--- start STORED ROWS ---

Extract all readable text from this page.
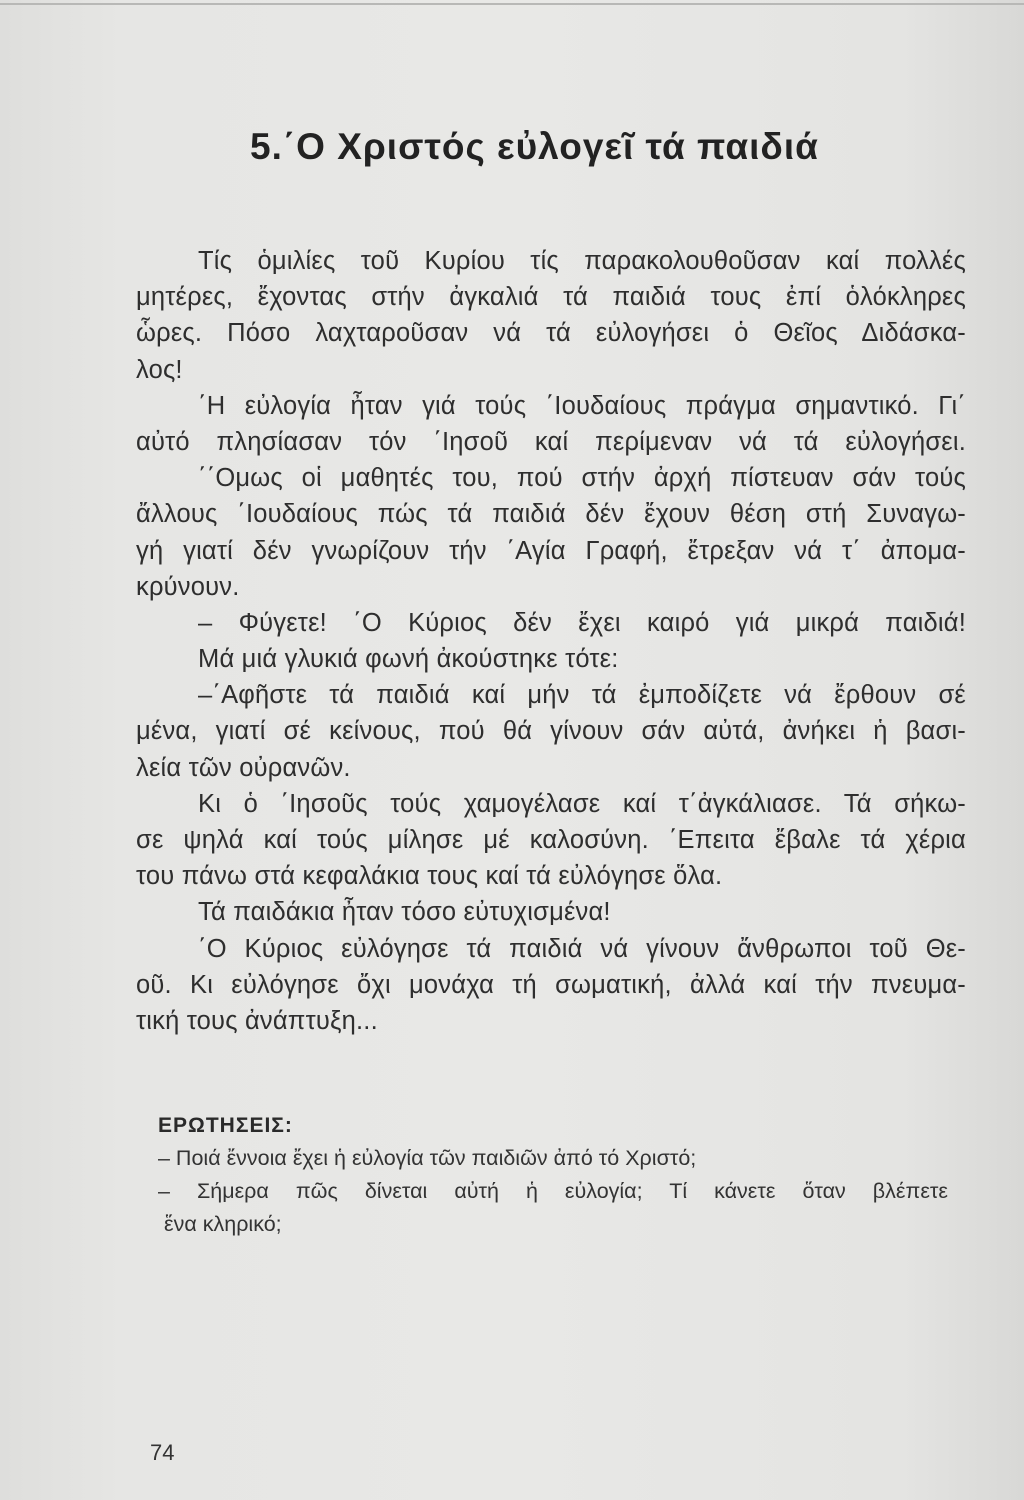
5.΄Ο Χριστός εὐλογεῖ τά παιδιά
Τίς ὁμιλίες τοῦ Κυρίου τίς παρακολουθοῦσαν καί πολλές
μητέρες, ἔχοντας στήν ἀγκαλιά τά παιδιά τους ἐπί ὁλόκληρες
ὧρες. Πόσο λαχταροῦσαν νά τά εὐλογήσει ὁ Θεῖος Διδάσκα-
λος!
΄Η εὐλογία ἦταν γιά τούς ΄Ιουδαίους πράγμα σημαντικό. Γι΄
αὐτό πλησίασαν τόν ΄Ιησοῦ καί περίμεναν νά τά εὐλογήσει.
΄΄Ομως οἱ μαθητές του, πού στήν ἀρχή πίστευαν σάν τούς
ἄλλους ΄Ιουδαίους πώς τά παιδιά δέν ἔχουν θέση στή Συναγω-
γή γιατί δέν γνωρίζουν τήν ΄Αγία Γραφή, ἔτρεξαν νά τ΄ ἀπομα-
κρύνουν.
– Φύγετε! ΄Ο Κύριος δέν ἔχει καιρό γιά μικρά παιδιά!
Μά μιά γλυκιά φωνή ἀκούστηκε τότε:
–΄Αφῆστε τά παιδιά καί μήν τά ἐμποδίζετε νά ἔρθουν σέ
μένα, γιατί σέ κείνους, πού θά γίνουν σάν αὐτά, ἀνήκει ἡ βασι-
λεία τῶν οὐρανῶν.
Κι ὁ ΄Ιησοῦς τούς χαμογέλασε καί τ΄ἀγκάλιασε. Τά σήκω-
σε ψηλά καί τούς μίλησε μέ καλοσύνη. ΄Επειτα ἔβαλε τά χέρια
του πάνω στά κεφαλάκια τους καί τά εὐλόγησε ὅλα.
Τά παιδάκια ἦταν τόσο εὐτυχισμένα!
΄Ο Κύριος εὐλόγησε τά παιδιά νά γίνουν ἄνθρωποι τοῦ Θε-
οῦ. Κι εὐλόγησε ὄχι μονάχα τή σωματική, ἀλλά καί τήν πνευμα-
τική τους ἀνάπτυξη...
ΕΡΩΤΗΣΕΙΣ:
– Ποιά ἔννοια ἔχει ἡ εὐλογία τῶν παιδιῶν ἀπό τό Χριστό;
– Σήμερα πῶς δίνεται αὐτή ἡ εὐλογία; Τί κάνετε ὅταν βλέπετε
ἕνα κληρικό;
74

--- end STORED ROWS ---

OBJECTIVE
Show the lines of the records that include the string "εὐλογήσει".

RESPONSE TO THE EXERCISE
ὧρες. Πόσο λαχταροῦσαν νά τά εὐλογήσει ὁ Θεῖος Διδάσκα-
αὐτό πλησίασαν τόν ΄Ιησοῦ καί περίμεναν νά τά εὐλογήσει.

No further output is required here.